── Material for this task

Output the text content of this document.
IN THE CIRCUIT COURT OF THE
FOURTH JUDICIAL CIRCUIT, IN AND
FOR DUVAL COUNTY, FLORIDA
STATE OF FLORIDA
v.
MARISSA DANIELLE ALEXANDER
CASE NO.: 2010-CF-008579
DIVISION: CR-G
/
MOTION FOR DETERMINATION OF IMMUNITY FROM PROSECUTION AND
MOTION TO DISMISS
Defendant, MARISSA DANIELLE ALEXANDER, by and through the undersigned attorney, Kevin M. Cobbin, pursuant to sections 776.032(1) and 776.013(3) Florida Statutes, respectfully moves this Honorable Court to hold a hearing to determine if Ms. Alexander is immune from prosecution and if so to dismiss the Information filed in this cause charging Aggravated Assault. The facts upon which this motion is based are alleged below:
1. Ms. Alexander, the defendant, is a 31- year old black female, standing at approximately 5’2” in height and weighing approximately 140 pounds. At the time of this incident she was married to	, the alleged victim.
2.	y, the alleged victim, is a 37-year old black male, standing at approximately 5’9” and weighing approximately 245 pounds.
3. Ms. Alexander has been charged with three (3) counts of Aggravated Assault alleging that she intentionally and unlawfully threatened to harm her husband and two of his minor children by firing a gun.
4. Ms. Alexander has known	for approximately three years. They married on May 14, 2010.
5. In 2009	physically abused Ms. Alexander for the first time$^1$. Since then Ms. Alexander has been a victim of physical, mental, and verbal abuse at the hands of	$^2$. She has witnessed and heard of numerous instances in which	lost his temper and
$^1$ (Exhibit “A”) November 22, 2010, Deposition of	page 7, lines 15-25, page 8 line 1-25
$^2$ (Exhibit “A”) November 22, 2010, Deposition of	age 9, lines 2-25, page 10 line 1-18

────
── Material for this task

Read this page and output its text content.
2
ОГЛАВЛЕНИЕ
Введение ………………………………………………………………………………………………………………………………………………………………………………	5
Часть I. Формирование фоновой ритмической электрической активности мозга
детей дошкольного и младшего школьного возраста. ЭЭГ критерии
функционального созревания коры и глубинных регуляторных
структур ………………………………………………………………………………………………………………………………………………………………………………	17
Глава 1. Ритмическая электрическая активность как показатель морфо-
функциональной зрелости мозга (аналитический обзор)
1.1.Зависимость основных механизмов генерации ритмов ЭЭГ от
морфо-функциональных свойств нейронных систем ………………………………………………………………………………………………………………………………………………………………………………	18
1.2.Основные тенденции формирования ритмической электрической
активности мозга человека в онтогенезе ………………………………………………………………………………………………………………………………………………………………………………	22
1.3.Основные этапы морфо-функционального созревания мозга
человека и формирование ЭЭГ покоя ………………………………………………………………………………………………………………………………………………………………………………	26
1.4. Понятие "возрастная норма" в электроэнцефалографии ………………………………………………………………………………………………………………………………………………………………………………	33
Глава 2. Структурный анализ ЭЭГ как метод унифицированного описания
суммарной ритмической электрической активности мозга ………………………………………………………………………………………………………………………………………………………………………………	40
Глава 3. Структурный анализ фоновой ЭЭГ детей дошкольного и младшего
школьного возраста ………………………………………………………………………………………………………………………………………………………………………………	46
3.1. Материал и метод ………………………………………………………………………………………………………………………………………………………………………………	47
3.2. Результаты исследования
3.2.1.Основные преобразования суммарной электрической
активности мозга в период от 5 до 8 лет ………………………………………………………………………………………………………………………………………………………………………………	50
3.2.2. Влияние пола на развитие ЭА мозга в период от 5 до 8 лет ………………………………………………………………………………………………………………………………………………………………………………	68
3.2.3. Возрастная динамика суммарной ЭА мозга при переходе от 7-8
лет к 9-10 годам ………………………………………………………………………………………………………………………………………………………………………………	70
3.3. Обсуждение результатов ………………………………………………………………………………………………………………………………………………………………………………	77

────

> **Stated goal**: Using the listing, copy every line where the word "анализ" shows up.

> **Output of the exercise**:
Глава 2. Структурный анализ ЭЭГ как метод унифицированного описания
Глава 3. Структурный анализ фоновой ЭЭГ детей дошкольного и младшего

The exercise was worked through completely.